**Short exercise:** Return every line of the records below word for word, with nothing added, dropped or changed.
* * *
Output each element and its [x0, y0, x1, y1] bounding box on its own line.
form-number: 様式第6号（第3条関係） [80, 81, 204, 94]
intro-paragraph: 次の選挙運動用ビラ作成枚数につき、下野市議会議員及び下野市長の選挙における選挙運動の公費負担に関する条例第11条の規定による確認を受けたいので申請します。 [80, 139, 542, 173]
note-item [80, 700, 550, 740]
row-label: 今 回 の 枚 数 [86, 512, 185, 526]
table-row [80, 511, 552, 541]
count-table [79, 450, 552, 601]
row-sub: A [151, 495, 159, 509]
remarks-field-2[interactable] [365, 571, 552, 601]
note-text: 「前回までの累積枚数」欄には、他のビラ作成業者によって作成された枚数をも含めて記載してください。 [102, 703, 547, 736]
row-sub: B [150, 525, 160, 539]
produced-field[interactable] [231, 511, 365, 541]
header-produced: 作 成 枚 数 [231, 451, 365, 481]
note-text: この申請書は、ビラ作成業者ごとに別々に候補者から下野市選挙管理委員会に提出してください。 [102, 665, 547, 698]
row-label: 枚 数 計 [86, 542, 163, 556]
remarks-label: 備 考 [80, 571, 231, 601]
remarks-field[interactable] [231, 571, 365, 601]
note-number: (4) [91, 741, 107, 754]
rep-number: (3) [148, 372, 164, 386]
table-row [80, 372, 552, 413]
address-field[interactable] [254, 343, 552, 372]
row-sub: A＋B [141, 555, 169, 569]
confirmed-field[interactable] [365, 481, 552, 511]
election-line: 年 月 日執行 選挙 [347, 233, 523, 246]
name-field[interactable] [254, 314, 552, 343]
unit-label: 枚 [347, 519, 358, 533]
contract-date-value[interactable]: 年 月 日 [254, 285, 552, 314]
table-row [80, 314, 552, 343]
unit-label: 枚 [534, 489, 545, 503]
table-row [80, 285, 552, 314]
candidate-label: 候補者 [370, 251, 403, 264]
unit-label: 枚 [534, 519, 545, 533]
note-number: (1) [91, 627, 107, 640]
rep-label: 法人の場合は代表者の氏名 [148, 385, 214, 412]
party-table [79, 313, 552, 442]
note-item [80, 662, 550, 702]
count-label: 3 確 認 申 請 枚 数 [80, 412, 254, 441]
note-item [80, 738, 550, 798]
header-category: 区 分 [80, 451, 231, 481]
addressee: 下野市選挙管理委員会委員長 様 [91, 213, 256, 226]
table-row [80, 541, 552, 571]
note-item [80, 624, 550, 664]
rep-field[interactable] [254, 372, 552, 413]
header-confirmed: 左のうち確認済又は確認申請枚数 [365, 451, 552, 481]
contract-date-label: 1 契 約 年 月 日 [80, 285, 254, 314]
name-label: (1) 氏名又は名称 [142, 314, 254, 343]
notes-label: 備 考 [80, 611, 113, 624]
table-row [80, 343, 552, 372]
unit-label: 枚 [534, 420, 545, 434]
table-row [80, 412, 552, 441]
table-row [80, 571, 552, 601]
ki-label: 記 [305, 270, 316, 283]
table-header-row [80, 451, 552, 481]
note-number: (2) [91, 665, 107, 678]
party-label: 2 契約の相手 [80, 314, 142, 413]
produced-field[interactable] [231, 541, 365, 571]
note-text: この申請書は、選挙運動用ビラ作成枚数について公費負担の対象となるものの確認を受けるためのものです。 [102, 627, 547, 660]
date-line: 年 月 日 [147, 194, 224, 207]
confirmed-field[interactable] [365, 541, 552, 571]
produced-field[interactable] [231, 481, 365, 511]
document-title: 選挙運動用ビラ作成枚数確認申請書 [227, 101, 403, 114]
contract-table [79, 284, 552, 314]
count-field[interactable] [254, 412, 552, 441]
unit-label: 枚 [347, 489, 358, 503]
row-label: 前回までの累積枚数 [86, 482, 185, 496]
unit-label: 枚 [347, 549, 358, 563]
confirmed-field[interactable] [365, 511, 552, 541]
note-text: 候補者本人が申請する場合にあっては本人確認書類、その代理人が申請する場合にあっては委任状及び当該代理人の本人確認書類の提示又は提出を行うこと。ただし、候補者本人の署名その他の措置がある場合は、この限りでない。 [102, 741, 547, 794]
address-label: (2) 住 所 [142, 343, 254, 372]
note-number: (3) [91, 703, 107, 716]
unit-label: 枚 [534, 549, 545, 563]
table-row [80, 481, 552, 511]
* * *
**Output for this exercise:**
Output each element and its [x0, y0, x1, y1] bounding box on its own line.
form-number: 様式第6号（第3条関係） [80, 81, 204, 94]
intro-paragraph: 次の選挙運動用ビラ作成枚数につき、下野市議会議員及び下野市長の選挙における選挙運動の公費負担に関する条例第11条の規定による確認を受けたいので申請します。 [80, 139, 542, 173]
note-item [80, 700, 550, 740]
row-label: 今 回 の 枚 数 [86, 512, 185, 526]
table-row [80, 511, 552, 541]
count-table [79, 450, 552, 601]
row-sub: A [151, 495, 159, 509]
remarks-field-2[interactable] [365, 571, 552, 601]
note-text: 「前回までの累積枚数」欄には、他のビラ作成業者によって作成された枚数をも含めて記載してください。 [102, 703, 547, 736]
row-sub: B [150, 525, 160, 539]
produced-field[interactable] [231, 511, 365, 541]
header-produced: 作 成 枚 数 [231, 451, 365, 481]
note-text: この申請書は、ビラ作成業者ごとに別々に候補者から下野市選挙管理委員会に提出してください。 [102, 665, 547, 698]
row-label: 枚 数 計 [86, 542, 163, 556]
remarks-label: 備 考 [80, 571, 231, 601]
remarks-field[interactable] [231, 571, 365, 601]
note-number: (4) [91, 741, 107, 754]
rep-number: (3) [148, 372, 164, 386]
table-row [80, 372, 552, 413]
address-field[interactable] [254, 343, 552, 372]
row-sub: A＋B [141, 555, 169, 569]
confirmed-field[interactable] [365, 481, 552, 511]
election-line: 年 月 日執行 選挙 [347, 233, 523, 246]
name-field[interactable] [254, 314, 552, 343]
unit-label: 枚 [347, 519, 358, 533]
contract-date-value[interactable]: 年 月 日 [254, 285, 552, 314]
table-row [80, 314, 552, 343]
unit-label: 枚 [534, 489, 545, 503]
table-row [80, 285, 552, 314]
candidate-label: 候補者 [370, 251, 403, 264]
unit-label: 枚 [534, 519, 545, 533]
note-number: (1) [91, 627, 107, 640]
rep-label: 法人の場合は代表者の氏名 [148, 385, 214, 412]
party-table [79, 313, 552, 442]
note-item [80, 662, 550, 702]
count-label: 3 確 認 申 請 枚 数 [80, 412, 254, 441]
note-item [80, 738, 550, 798]
header-category: 区 分 [80, 451, 231, 481]
addressee: 下野市選挙管理委員会委員長 様 [91, 213, 256, 226]
table-row [80, 541, 552, 571]
note-item [80, 624, 550, 664]
rep-field[interactable] [254, 372, 552, 413]
header-confirmed: 左のうち確認済又は確認申請枚数 [365, 451, 552, 481]
contract-date-label: 1 契 約 年 月 日 [80, 285, 254, 314]
name-label: (1) 氏名又は名称 [142, 314, 254, 343]
notes-label: 備 考 [80, 611, 113, 624]
table-row [80, 343, 552, 372]
unit-label: 枚 [534, 420, 545, 434]
table-row [80, 412, 552, 441]
table-row [80, 571, 552, 601]
ki-label: 記 [305, 270, 316, 283]
table-header-row [80, 451, 552, 481]
note-number: (2) [91, 665, 107, 678]
party-label: 2 契約の相手 [80, 314, 142, 413]
produced-field[interactable] [231, 541, 365, 571]
note-text: この申請書は、選挙運動用ビラ作成枚数について公費負担の対象となるものの確認を受けるためのものです。 [102, 627, 547, 660]
date-line: 年 月 日 [147, 194, 224, 207]
confirmed-field[interactable] [365, 541, 552, 571]
produced-field[interactable] [231, 481, 365, 511]
document-title: 選挙運動用ビラ作成枚数確認申請書 [227, 101, 403, 114]
contract-table [79, 284, 552, 314]
count-field[interactable] [254, 412, 552, 441]
unit-label: 枚 [347, 489, 358, 503]
row-label: 前回までの累積枚数 [86, 482, 185, 496]
unit-label: 枚 [347, 549, 358, 563]
confirmed-field[interactable] [365, 511, 552, 541]
note-text: 候補者本人が申請する場合にあっては本人確認書類、その代理人が申請する場合にあっては委任状及び当該代理人の本人確認書類の提示又は提出を行うこと。ただし、候補者本人の署名その他の措置がある場合は、この限りでない。 [102, 741, 547, 794]
address-label: (2) 住 所 [142, 343, 254, 372]
note-number: (3) [91, 703, 107, 716]
unit-label: 枚 [534, 549, 545, 563]
table-row [80, 481, 552, 511]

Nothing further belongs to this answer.